*Required task*:
The entries below should be output exactly as written.

Items from a dataset
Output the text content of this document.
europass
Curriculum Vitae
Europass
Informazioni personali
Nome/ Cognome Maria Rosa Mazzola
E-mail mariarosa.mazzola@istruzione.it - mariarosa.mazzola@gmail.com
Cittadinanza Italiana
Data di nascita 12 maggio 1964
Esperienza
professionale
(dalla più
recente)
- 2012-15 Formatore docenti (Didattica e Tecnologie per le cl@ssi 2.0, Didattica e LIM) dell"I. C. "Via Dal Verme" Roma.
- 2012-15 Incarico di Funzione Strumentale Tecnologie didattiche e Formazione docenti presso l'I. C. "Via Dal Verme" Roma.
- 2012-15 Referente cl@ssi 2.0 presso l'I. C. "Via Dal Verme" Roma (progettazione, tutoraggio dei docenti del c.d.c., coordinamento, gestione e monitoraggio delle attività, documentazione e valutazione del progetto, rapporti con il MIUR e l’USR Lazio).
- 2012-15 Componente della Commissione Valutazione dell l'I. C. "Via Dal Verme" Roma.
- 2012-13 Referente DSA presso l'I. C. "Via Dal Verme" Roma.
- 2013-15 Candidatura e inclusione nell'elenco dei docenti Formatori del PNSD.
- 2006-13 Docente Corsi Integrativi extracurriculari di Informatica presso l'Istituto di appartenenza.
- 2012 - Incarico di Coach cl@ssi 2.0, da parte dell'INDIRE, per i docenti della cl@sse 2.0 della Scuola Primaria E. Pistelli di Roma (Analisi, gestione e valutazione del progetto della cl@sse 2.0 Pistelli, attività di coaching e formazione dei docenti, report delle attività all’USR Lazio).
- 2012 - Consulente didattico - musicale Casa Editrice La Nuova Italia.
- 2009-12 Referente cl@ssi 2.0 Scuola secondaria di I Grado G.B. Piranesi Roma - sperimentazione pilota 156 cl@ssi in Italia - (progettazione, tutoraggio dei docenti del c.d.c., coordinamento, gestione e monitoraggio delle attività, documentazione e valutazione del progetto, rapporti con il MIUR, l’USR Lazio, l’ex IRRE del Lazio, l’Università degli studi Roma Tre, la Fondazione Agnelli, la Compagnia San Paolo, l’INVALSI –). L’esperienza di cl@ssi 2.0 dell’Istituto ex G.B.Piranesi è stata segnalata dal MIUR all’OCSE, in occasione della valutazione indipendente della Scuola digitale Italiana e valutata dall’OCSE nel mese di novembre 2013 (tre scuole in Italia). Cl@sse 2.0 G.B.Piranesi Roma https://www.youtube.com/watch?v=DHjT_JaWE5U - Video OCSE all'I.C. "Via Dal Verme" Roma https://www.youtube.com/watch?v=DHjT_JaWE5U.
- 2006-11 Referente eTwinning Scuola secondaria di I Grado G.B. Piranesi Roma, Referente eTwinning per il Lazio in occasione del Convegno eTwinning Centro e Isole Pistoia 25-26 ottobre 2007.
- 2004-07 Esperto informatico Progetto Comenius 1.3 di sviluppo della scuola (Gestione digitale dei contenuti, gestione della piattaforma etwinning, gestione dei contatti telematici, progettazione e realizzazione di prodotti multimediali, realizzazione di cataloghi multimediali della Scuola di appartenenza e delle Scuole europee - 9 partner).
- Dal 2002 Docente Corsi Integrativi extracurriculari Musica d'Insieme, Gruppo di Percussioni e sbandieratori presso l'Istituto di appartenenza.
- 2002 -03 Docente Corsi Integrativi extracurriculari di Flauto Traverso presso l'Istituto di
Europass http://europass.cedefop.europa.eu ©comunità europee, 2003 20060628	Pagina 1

*Result for this task*:
Output the text content of this document.
europass
Curriculum Vitae
Europass
Informazioni personali
Nome/ Cognome Maria Rosa Mazzola
E-mail mariarosa.mazzola@istruzione.it - mariarosa.mazzola@gmail.com
Cittadinanza Italiana
Data di nascita 12 maggio 1964
Esperienza
professionale
(dalla più
recente)
- 2012-15 Formatore docenti (Didattica e Tecnologie per le cl@ssi 2.0, Didattica e LIM) dell"I. C. "Via Dal Verme" Roma.
- 2012-15 Incarico di Funzione Strumentale Tecnologie didattiche e Formazione docenti presso l'I. C. "Via Dal Verme" Roma.
- 2012-15 Referente cl@ssi 2.0 presso l'I. C. "Via Dal Verme" Roma (progettazione, tutoraggio dei docenti del c.d.c., coordinamento, gestione e monitoraggio delle attività, documentazione e valutazione del progetto, rapporti con il MIUR e l’USR Lazio).
- 2012-15 Componente della Commissione Valutazione dell l'I. C. "Via Dal Verme" Roma.
- 2012-13 Referente DSA presso l'I. C. "Via Dal Verme" Roma.
- 2013-15 Candidatura e inclusione nell'elenco dei docenti Formatori del PNSD.
- 2006-13 Docente Corsi Integrativi extracurriculari di Informatica presso l'Istituto di appartenenza.
- 2012 - Incarico di Coach cl@ssi 2.0, da parte dell'INDIRE, per i docenti della cl@sse 2.0 della Scuola Primaria E. Pistelli di Roma (Analisi, gestione e valutazione del progetto della cl@sse 2.0 Pistelli, attività di coaching e formazione dei docenti, report delle attività all’USR Lazio).
- 2012 - Consulente didattico - musicale Casa Editrice La Nuova Italia.
- 2009-12 Referente cl@ssi 2.0 Scuola secondaria di I Grado G.B. Piranesi Roma - sperimentazione pilota 156 cl@ssi in Italia - (progettazione, tutoraggio dei docenti del c.d.c., coordinamento, gestione e monitoraggio delle attività, documentazione e valutazione del progetto, rapporti con il MIUR, l’USR Lazio, l’ex IRRE del Lazio, l’Università degli studi Roma Tre, la Fondazione Agnelli, la Compagnia San Paolo, l’INVALSI –). L’esperienza di cl@ssi 2.0 dell’Istituto ex G.B.Piranesi è stata segnalata dal MIUR all’OCSE, in occasione della valutazione indipendente della Scuola digitale Italiana e valutata dall’OCSE nel mese di novembre 2013 (tre scuole in Italia). Cl@sse 2.0 G.B.Piranesi Roma https://www.youtube.com/watch?v=DHjT_JaWE5U - Video OCSE all'I.C. "Via Dal Verme" Roma https://www.youtube.com/watch?v=DHjT_JaWE5U.
- 2006-11 Referente eTwinning Scuola secondaria di I Grado G.B. Piranesi Roma, Referente eTwinning per il Lazio in occasione del Convegno eTwinning Centro e Isole Pistoia 25-26 ottobre 2007.
- 2004-07 Esperto informatico Progetto Comenius 1.3 di sviluppo della scuola (Gestione digitale dei contenuti, gestione della piattaforma etwinning, gestione dei contatti telematici, progettazione e realizzazione di prodotti multimediali, realizzazione di cataloghi multimediali della Scuola di appartenenza e delle Scuole europee - 9 partner).
- Dal 2002 Docente Corsi Integrativi extracurriculari Musica d'Insieme, Gruppo di Percussioni e sbandieratori presso l'Istituto di appartenenza.
- 2002 -03 Docente Corsi Integrativi extracurriculari di Flauto Traverso presso l'Istituto di
Europass http://europass.cedefop.europa.eu ©comunità europee, 2003 20060628	Pagina 1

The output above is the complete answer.